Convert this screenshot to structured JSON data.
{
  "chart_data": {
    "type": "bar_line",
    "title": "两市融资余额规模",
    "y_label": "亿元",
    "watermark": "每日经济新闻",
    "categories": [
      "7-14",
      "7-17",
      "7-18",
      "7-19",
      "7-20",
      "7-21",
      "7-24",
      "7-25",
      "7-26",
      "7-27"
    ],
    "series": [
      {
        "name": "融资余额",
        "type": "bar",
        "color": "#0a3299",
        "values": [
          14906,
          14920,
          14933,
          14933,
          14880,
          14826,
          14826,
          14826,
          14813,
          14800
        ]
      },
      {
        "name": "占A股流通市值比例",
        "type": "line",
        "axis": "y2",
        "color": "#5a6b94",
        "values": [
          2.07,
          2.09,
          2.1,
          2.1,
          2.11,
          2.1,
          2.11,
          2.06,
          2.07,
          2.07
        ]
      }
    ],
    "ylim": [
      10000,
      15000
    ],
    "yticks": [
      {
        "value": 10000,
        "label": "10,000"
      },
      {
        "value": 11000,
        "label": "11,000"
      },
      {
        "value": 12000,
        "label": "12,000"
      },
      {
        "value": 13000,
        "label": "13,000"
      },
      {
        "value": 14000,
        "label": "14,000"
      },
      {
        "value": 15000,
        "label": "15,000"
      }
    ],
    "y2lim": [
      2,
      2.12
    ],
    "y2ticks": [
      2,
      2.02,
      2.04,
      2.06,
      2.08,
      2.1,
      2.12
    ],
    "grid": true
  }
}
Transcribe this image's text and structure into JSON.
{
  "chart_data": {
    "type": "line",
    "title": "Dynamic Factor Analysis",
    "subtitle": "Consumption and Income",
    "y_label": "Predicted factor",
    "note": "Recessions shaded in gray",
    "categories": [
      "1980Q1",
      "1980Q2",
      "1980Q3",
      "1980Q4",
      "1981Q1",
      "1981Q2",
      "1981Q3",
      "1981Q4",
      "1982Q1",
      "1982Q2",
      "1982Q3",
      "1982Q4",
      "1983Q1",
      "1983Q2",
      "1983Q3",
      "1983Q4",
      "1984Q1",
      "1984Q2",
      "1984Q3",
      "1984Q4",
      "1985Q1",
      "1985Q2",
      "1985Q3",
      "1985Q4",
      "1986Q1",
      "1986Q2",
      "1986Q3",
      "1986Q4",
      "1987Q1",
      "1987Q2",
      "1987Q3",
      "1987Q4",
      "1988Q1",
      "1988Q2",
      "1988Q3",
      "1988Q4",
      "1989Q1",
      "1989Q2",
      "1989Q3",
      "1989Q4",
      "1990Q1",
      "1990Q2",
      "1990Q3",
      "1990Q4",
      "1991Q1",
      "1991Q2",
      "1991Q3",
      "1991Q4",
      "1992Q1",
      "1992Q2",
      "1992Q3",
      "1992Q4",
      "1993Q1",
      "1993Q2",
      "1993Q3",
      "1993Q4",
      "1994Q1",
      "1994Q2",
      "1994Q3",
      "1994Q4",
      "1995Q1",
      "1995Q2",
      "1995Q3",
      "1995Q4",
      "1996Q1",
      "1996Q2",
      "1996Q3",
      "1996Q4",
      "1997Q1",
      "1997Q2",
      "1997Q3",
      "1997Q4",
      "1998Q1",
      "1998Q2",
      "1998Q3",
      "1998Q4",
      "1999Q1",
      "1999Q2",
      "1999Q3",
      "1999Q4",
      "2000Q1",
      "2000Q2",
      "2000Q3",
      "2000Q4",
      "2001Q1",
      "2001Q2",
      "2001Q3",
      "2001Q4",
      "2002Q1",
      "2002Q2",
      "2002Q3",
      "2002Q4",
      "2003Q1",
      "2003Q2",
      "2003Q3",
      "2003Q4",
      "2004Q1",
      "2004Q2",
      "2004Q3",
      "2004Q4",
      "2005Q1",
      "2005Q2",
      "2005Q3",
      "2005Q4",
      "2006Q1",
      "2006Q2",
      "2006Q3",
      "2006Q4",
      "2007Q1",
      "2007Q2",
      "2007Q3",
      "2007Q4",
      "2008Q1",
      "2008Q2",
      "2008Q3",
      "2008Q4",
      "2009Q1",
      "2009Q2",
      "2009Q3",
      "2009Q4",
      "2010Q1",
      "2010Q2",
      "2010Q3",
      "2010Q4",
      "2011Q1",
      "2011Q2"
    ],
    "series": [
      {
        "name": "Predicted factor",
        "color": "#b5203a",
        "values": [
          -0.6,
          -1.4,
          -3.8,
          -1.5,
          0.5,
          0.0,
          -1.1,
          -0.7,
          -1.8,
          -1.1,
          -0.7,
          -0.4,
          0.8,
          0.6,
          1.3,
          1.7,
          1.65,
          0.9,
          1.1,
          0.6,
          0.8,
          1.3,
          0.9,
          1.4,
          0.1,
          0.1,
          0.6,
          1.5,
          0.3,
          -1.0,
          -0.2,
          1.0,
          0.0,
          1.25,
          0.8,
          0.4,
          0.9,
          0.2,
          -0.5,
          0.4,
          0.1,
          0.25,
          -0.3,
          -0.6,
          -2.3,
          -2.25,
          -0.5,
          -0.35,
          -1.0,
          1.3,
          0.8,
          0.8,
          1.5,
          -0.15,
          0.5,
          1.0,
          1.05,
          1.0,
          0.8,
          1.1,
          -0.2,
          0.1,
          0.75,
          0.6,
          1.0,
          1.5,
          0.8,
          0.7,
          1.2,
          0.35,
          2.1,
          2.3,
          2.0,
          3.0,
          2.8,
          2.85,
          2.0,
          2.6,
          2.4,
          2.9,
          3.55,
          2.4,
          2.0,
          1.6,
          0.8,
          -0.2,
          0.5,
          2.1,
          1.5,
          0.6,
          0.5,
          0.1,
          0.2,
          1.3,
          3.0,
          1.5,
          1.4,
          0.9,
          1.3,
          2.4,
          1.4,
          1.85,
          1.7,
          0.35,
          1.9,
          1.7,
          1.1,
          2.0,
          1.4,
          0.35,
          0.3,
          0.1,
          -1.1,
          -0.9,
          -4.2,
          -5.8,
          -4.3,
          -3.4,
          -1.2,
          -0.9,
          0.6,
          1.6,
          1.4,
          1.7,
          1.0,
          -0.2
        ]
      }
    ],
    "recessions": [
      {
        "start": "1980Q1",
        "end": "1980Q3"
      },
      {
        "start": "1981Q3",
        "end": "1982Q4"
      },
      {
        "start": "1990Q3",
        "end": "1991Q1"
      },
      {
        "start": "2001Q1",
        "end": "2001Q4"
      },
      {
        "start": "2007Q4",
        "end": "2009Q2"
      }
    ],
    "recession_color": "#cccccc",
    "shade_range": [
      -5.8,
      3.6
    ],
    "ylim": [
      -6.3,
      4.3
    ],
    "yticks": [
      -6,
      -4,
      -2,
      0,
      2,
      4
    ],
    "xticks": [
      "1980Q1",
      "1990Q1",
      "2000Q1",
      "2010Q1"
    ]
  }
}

◇ ◇ ◇ ◇ ◇ ◇ ◇

Set task. Choose all lines containing the string "Predicted" and copy them out.

Answer for this exercise.
    "y_label": "Predicted factor",
        "name": "Predicted factor",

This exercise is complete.